Write the data out again in full, with no departure from the original.

◆ **Data records**:
------------------------

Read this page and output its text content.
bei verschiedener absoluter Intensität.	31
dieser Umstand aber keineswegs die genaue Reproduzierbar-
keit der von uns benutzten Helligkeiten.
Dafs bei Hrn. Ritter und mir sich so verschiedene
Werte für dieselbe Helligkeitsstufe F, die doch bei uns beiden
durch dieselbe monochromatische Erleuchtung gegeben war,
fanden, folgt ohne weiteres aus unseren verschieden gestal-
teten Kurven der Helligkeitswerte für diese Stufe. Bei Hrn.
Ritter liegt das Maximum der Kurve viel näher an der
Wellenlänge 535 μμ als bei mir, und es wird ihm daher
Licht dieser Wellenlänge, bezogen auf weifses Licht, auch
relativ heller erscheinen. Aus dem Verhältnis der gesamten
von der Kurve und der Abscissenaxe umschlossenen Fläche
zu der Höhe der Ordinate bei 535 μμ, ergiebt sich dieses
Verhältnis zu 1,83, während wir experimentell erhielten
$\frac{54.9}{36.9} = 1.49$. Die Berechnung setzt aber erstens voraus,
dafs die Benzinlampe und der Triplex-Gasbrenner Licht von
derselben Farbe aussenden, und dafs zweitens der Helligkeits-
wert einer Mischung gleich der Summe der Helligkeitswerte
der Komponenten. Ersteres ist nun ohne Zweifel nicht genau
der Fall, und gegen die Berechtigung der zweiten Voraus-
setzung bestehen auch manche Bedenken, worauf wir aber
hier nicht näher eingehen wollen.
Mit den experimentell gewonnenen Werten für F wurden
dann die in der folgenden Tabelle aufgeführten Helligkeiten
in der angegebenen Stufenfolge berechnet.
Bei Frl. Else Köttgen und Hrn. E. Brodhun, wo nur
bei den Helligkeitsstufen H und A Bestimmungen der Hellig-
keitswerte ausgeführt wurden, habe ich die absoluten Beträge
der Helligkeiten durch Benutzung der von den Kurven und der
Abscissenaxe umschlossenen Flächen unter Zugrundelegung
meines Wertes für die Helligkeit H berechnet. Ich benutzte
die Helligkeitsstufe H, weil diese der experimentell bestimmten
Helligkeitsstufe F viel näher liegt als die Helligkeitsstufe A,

------------------------

◆ **Reply**:
Read this page and output its text content.
bei verschiedener absoluter Intensität.	31
dieser Umstand aber keineswegs die genaue Reproduzierbar-
keit der von uns benutzten Helligkeiten.
Dafs bei Hrn. Ritter und mir sich so verschiedene
Werte für dieselbe Helligkeitsstufe F, die doch bei uns beiden
durch dieselbe monochromatische Erleuchtung gegeben war,
fanden, folgt ohne weiteres aus unseren verschieden gestal-
teten Kurven der Helligkeitswerte für diese Stufe. Bei Hrn.
Ritter liegt das Maximum der Kurve viel näher an der
Wellenlänge 535 μμ als bei mir, und es wird ihm daher
Licht dieser Wellenlänge, bezogen auf weifses Licht, auch
relativ heller erscheinen. Aus dem Verhältnis der gesamten
von der Kurve und der Abscissenaxe umschlossenen Fläche
zu der Höhe der Ordinate bei 535 μμ, ergiebt sich dieses
Verhältnis zu 1,83, während wir experimentell erhielten
$\frac{54.9}{36.9} = 1.49$. Die Berechnung setzt aber erstens voraus,
dafs die Benzinlampe und der Triplex-Gasbrenner Licht von
derselben Farbe aussenden, und dafs zweitens der Helligkeits-
wert einer Mischung gleich der Summe der Helligkeitswerte
der Komponenten. Ersteres ist nun ohne Zweifel nicht genau
der Fall, und gegen die Berechtigung der zweiten Voraus-
setzung bestehen auch manche Bedenken, worauf wir aber
hier nicht näher eingehen wollen.
Mit den experimentell gewonnenen Werten für F wurden
dann die in der folgenden Tabelle aufgeführten Helligkeiten
in der angegebenen Stufenfolge berechnet.
Bei Frl. Else Köttgen und Hrn. E. Brodhun, wo nur
bei den Helligkeitsstufen H und A Bestimmungen der Hellig-
keitswerte ausgeführt wurden, habe ich die absoluten Beträge
der Helligkeiten durch Benutzung der von den Kurven und der
Abscissenaxe umschlossenen Flächen unter Zugrundelegung
meines Wertes für die Helligkeit H berechnet. Ich benutzte
die Helligkeitsstufe H, weil diese der experimentell bestimmten
Helligkeitsstufe F viel näher liegt als die Helligkeitsstufe A,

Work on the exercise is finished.